>> Begin

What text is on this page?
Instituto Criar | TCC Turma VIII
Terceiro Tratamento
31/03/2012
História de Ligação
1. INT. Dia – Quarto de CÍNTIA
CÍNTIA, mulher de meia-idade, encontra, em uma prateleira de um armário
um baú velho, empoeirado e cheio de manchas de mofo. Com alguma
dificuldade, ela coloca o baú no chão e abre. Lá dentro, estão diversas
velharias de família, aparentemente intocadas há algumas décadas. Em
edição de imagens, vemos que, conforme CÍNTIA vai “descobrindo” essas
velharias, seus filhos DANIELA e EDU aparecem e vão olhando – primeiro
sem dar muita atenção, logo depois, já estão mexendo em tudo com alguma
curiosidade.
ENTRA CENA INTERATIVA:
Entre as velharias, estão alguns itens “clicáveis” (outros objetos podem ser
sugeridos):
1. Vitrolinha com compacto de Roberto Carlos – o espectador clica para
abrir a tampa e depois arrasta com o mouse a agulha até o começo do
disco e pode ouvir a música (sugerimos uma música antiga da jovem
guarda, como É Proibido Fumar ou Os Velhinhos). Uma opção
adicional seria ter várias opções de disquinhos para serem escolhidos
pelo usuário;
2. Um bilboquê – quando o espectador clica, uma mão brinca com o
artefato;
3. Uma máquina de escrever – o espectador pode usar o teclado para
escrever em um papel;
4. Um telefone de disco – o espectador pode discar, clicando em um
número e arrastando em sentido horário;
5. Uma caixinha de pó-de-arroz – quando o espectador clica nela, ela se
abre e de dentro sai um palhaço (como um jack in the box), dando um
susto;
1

>> End

• PROBLEM DETAILS:
Transcribe all lines as written.

• FINAL RESULT:
What text is on this page?
Instituto Criar | TCC Turma VIII
Terceiro Tratamento
31/03/2012
História de Ligação
1. INT. Dia – Quarto de CÍNTIA
CÍNTIA, mulher de meia-idade, encontra, em uma prateleira de um armário
um baú velho, empoeirado e cheio de manchas de mofo. Com alguma
dificuldade, ela coloca o baú no chão e abre. Lá dentro, estão diversas
velharias de família, aparentemente intocadas há algumas décadas. Em
edição de imagens, vemos que, conforme CÍNTIA vai “descobrindo” essas
velharias, seus filhos DANIELA e EDU aparecem e vão olhando – primeiro
sem dar muita atenção, logo depois, já estão mexendo em tudo com alguma
curiosidade.
ENTRA CENA INTERATIVA:
Entre as velharias, estão alguns itens “clicáveis” (outros objetos podem ser
sugeridos):
1. Vitrolinha com compacto de Roberto Carlos – o espectador clica para
abrir a tampa e depois arrasta com o mouse a agulha até o começo do
disco e pode ouvir a música (sugerimos uma música antiga da jovem
guarda, como É Proibido Fumar ou Os Velhinhos). Uma opção
adicional seria ter várias opções de disquinhos para serem escolhidos
pelo usuário;
2. Um bilboquê – quando o espectador clica, uma mão brinca com o
artefato;
3. Uma máquina de escrever – o espectador pode usar o teclado para
escrever em um papel;
4. Um telefone de disco – o espectador pode discar, clicando em um
número e arrastando em sentido horário;
5. Uma caixinha de pó-de-arroz – quando o espectador clica nela, ela se
abre e de dentro sai um palhaço (como um jack in the box), dando um
susto;
1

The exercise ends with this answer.